Word for word, print each line of the listing below; pictures stay out.
***** Supplied data *****
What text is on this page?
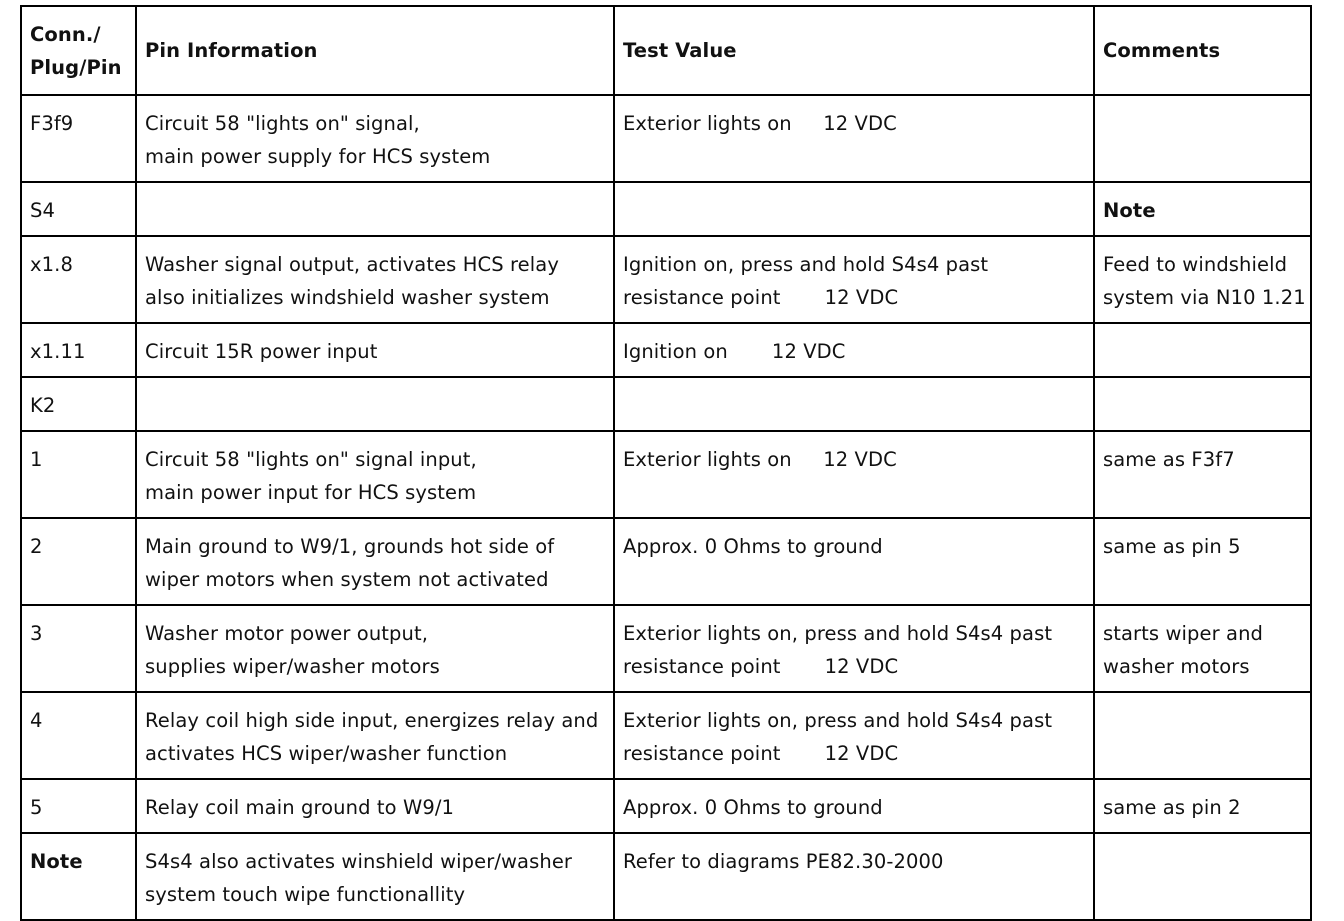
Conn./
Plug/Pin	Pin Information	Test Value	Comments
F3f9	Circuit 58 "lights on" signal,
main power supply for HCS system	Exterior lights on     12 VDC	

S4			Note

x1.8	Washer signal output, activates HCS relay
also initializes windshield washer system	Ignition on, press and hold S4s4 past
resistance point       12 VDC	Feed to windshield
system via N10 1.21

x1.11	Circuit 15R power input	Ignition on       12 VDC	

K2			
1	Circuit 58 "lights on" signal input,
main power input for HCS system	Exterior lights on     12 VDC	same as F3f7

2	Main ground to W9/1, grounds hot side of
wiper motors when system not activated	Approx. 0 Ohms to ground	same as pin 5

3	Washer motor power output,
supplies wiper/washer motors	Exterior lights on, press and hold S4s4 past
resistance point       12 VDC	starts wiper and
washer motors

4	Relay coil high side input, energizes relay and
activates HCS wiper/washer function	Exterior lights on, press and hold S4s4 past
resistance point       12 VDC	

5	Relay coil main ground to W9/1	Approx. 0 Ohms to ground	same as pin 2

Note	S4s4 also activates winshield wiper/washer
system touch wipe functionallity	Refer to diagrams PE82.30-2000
*****
:: Exercise result ::
What text is on this page?
Conn./
Plug/Pin	Pin Information	Test Value	Comments
F3f9	Circuit 58 "lights on" signal,
main power supply for HCS system	Exterior lights on     12 VDC	

S4			Note

x1.8	Washer signal output, activates HCS relay
also initializes windshield washer system	Ignition on, press and hold S4s4 past
resistance point       12 VDC	Feed to windshield
system via N10 1.21

x1.11	Circuit 15R power input	Ignition on       12 VDC	

K2			
1	Circuit 58 "lights on" signal input,
main power input for HCS system	Exterior lights on     12 VDC	same as F3f7

2	Main ground to W9/1, grounds hot side of
wiper motors when system not activated	Approx. 0 Ohms to ground	same as pin 5

3	Washer motor power output,
supplies wiper/washer motors	Exterior lights on, press and hold S4s4 past
resistance point       12 VDC	starts wiper and
washer motors

4	Relay coil high side input, energizes relay and
activates HCS wiper/washer function	Exterior lights on, press and hold S4s4 past
resistance point       12 VDC	

5	Relay coil main ground to W9/1	Approx. 0 Ohms to ground	same as pin 2

Note	S4s4 also activates winshield wiper/washer
system touch wipe functionallity	Refer to diagrams PE82.30-2000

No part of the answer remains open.